### WRITTEN TASK
Copy out every line exactly as given.

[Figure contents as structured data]
------------------------------------------------

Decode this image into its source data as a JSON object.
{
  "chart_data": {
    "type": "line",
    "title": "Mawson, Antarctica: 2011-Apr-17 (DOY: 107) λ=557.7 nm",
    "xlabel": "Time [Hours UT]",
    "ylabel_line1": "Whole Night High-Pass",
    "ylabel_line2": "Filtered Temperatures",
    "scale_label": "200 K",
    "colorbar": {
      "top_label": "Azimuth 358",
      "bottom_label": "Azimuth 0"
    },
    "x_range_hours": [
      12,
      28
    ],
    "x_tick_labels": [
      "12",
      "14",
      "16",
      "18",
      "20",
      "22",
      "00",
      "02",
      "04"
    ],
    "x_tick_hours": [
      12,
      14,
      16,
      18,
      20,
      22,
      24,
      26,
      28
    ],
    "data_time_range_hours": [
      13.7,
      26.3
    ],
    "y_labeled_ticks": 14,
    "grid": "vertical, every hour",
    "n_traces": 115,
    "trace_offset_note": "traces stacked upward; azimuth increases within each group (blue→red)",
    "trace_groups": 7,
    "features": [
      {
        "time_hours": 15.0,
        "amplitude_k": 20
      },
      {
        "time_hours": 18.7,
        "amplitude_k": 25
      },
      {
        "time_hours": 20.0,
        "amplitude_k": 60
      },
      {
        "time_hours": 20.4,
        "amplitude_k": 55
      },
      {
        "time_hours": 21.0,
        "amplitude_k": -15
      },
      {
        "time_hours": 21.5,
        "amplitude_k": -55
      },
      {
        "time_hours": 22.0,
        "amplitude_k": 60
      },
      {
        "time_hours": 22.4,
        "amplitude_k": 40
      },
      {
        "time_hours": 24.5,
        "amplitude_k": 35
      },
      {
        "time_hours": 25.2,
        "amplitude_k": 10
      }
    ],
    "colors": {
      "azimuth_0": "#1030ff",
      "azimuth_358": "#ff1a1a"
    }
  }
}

------------------------------------------------

### ANSWER FOR THE TASK
Decode this image into its source data as a JSON object.
{
  "chart_data": {
    "type": "line",
    "title": "Mawson, Antarctica: 2011-Apr-17 (DOY: 107) λ=557.7 nm",
    "xlabel": "Time [Hours UT]",
    "ylabel_line1": "Whole Night High-Pass",
    "ylabel_line2": "Filtered Temperatures",
    "scale_label": "200 K",
    "colorbar": {
      "top_label": "Azimuth 358",
      "bottom_label": "Azimuth 0"
    },
    "x_range_hours": [
      12,
      28
    ],
    "x_tick_labels": [
      "12",
      "14",
      "16",
      "18",
      "20",
      "22",
      "00",
      "02",
      "04"
    ],
    "x_tick_hours": [
      12,
      14,
      16,
      18,
      20,
      22,
      24,
      26,
      28
    ],
    "data_time_range_hours": [
      13.7,
      26.3
    ],
    "y_labeled_ticks": 14,
    "grid": "vertical, every hour",
    "n_traces": 115,
    "trace_offset_note": "traces stacked upward; azimuth increases within each group (blue→red)",
    "trace_groups": 7,
    "features": [
      {
        "time_hours": 15.0,
        "amplitude_k": 20
      },
      {
        "time_hours": 18.7,
        "amplitude_k": 25
      },
      {
        "time_hours": 20.0,
        "amplitude_k": 60
      },
      {
        "time_hours": 20.4,
        "amplitude_k": 55
      },
      {
        "time_hours": 21.0,
        "amplitude_k": -15
      },
      {
        "time_hours": 21.5,
        "amplitude_k": -55
      },
      {
        "time_hours": 22.0,
        "amplitude_k": 60
      },
      {
        "time_hours": 22.4,
        "amplitude_k": 40
      },
      {
        "time_hours": 24.5,
        "amplitude_k": 35
      },
      {
        "time_hours": 25.2,
        "amplitude_k": 10
      }
    ],
    "colors": {
      "azimuth_0": "#1030ff",
      "azimuth_358": "#ff1a1a"
    }
  }
}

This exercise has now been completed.